What you should do – Give back exactly the lines running from the line with "What text is on this page?" to the end of the entries, and only those lines.

Extracted records –

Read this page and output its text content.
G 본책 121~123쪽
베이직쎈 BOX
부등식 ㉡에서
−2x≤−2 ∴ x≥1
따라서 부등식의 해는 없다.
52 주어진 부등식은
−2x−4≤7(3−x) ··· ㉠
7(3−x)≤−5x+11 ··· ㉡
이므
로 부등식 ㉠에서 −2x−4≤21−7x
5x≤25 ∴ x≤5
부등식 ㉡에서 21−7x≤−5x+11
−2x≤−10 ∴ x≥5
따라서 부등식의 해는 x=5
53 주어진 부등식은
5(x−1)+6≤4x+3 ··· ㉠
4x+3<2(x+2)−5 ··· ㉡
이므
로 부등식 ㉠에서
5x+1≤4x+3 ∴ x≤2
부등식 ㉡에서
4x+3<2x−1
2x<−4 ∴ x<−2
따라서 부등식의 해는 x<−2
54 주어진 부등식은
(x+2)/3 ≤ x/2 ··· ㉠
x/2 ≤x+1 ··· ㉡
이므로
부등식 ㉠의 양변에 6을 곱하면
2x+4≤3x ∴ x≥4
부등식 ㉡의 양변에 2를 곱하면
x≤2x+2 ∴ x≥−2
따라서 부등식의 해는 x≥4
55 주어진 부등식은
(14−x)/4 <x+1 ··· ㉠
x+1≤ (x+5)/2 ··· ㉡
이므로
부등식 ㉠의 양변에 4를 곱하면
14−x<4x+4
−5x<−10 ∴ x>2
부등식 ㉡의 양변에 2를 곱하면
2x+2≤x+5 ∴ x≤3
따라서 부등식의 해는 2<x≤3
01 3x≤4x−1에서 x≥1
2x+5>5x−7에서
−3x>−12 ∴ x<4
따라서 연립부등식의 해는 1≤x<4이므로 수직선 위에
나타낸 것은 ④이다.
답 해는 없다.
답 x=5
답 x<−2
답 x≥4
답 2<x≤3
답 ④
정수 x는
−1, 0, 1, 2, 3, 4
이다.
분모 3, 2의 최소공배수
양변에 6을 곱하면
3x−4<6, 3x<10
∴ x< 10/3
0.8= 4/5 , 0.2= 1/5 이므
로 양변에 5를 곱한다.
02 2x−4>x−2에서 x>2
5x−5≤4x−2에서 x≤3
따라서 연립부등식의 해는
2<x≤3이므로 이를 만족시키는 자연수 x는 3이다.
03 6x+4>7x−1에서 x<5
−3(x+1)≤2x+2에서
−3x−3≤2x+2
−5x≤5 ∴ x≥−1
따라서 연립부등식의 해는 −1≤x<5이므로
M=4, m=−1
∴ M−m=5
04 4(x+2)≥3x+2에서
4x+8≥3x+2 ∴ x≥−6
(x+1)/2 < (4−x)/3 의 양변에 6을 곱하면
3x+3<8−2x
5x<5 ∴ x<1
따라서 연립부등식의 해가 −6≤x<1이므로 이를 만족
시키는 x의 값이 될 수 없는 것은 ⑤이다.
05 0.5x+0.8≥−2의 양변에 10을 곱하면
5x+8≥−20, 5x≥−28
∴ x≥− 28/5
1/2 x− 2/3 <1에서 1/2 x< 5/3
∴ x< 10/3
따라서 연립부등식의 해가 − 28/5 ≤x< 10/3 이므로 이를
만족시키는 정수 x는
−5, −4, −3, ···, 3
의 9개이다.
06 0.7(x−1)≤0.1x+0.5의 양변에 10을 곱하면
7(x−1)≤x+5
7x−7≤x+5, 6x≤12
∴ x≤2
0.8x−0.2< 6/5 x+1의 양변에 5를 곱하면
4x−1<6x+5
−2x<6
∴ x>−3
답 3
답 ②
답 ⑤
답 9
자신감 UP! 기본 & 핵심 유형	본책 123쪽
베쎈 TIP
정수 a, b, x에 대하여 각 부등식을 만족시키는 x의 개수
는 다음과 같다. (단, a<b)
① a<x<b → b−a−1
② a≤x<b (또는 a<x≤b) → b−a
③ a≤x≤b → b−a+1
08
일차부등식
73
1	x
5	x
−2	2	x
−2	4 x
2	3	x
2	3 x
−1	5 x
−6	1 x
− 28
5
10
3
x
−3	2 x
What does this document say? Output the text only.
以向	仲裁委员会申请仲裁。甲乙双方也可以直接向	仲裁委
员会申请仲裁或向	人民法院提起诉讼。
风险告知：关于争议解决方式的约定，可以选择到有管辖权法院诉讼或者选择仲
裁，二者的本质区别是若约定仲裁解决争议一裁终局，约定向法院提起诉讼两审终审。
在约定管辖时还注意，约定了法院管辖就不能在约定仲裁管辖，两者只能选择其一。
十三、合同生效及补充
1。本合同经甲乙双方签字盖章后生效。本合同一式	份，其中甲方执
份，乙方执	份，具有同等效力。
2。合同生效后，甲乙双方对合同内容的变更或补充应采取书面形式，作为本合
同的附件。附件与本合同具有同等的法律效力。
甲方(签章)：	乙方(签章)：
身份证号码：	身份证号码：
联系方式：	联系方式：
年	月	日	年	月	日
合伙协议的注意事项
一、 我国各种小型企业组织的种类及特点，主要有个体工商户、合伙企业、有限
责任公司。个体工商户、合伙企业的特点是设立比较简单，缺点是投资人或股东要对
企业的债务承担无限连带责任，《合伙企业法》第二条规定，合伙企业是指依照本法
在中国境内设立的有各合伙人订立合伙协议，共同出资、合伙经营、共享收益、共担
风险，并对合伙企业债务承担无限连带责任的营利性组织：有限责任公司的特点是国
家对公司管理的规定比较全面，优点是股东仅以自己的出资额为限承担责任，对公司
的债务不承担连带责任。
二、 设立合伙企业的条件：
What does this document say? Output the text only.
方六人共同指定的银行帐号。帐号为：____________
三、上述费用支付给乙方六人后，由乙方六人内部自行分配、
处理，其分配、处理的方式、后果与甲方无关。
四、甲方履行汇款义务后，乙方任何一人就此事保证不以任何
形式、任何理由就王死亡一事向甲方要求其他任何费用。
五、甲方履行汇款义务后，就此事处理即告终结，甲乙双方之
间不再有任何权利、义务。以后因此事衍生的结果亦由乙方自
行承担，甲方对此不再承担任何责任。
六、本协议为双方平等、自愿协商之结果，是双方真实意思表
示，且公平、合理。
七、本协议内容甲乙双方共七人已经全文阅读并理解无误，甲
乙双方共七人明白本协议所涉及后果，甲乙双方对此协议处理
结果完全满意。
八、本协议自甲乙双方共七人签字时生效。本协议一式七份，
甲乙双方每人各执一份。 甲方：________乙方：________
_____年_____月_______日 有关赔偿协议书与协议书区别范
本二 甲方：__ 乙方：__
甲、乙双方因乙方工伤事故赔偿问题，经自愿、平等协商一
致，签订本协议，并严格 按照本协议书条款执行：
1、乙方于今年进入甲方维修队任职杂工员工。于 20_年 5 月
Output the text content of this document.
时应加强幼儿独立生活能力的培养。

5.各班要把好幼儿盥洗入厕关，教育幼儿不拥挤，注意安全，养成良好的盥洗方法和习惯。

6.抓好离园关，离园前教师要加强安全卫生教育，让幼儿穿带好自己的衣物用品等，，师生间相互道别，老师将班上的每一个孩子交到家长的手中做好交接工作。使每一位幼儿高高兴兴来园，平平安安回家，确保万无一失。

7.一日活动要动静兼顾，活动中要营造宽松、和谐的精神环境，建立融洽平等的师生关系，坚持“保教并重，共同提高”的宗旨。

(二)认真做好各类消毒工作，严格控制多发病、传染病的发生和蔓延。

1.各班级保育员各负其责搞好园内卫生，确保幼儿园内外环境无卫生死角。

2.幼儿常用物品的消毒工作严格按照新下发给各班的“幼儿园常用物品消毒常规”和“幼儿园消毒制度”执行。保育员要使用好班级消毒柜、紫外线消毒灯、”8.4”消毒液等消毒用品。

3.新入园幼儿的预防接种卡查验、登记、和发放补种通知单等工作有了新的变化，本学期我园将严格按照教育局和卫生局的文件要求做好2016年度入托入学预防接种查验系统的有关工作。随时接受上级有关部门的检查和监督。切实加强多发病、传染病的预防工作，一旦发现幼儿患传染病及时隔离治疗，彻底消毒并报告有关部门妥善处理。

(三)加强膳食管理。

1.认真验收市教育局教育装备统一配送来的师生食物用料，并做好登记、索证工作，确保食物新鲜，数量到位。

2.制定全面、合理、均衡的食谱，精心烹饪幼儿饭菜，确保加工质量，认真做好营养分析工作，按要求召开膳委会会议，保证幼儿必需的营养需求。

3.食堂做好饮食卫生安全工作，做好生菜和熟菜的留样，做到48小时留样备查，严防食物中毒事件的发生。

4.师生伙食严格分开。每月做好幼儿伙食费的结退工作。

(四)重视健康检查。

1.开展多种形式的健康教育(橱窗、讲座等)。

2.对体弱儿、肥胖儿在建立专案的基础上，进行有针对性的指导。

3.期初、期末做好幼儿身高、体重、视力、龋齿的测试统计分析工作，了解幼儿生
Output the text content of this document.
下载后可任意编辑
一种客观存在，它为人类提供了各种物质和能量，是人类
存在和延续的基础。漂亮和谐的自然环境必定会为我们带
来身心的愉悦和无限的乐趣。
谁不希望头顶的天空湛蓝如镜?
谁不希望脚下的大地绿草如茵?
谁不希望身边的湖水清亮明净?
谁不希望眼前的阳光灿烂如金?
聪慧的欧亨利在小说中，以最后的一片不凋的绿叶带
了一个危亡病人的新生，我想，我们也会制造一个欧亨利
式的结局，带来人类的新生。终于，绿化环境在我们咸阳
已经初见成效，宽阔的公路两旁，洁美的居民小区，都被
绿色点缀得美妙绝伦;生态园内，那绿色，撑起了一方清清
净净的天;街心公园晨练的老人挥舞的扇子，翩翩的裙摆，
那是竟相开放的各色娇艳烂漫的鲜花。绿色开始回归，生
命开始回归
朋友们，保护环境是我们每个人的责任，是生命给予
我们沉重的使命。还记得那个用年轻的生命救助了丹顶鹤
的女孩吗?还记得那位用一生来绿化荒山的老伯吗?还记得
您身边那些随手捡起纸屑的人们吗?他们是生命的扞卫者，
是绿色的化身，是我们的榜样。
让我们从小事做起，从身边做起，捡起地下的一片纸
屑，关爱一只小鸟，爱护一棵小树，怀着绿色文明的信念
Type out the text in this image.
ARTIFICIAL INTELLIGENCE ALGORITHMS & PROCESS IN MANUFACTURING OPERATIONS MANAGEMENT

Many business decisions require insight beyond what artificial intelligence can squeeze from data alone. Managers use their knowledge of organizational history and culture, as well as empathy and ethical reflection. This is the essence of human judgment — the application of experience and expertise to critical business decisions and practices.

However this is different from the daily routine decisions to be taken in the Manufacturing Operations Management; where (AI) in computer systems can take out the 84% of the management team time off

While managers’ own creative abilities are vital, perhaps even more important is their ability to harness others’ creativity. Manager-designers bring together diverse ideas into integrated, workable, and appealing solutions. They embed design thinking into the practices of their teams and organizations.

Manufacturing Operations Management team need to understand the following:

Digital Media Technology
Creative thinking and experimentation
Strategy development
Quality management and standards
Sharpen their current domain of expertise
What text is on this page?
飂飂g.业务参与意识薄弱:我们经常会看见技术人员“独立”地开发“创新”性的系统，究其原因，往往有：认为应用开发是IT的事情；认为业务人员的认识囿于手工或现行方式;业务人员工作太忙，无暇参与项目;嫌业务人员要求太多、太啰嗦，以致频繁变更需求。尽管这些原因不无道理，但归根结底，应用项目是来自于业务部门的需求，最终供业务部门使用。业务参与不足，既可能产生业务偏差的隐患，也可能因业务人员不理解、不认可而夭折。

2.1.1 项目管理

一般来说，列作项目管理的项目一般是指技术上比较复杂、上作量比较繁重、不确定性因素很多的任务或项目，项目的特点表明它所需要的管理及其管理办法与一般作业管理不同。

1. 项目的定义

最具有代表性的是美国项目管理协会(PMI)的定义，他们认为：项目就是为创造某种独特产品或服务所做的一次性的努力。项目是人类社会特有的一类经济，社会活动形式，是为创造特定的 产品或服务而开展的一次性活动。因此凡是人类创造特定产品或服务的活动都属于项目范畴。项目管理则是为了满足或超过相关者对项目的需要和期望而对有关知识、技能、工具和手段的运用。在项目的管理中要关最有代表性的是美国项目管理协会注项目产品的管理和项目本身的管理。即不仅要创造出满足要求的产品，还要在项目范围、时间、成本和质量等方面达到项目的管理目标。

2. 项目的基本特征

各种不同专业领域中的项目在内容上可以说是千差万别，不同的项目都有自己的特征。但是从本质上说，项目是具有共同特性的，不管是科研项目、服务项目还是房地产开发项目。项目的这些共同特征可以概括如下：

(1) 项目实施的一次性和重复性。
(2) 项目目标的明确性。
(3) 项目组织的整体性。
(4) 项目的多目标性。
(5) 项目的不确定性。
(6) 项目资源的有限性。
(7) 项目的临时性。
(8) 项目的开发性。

Correct answer –
What text is on this page?
飂飂g.业务参与意识薄弱:我们经常会看见技术人员“独立”地开发“创新”性的系统，究其原因，往往有：认为应用开发是IT的事情；认为业务人员的认识囿于手工或现行方式;业务人员工作太忙，无暇参与项目;嫌业务人员要求太多、太啰嗦，以致频繁变更需求。尽管这些原因不无道理，但归根结底，应用项目是来自于业务部门的需求，最终供业务部门使用。业务参与不足，既可能产生业务偏差的隐患，也可能因业务人员不理解、不认可而夭折。

2.1.1 项目管理

一般来说，列作项目管理的项目一般是指技术上比较复杂、上作量比较繁重、不确定性因素很多的任务或项目，项目的特点表明它所需要的管理及其管理办法与一般作业管理不同。

1. 项目的定义

最具有代表性的是美国项目管理协会(PMI)的定义，他们认为：项目就是为创造某种独特产品或服务所做的一次性的努力。项目是人类社会特有的一类经济，社会活动形式，是为创造特定的 产品或服务而开展的一次性活动。因此凡是人类创造特定产品或服务的活动都属于项目范畴。项目管理则是为了满足或超过相关者对项目的需要和期望而对有关知识、技能、工具和手段的运用。在项目的管理中要关最有代表性的是美国项目管理协会注项目产品的管理和项目本身的管理。即不仅要创造出满足要求的产品，还要在项目范围、时间、成本和质量等方面达到项目的管理目标。

2. 项目的基本特征

各种不同专业领域中的项目在内容上可以说是千差万别，不同的项目都有自己的特征。但是从本质上说，项目是具有共同特性的，不管是科研项目、服务项目还是房地产开发项目。项目的这些共同特征可以概括如下：

(1) 项目实施的一次性和重复性。
(2) 项目目标的明确性。
(3) 项目组织的整体性。
(4) 项目的多目标性。
(5) 项目的不确定性。
(6) 项目资源的有限性。
(7) 项目的临时性。
(8) 项目的开发性。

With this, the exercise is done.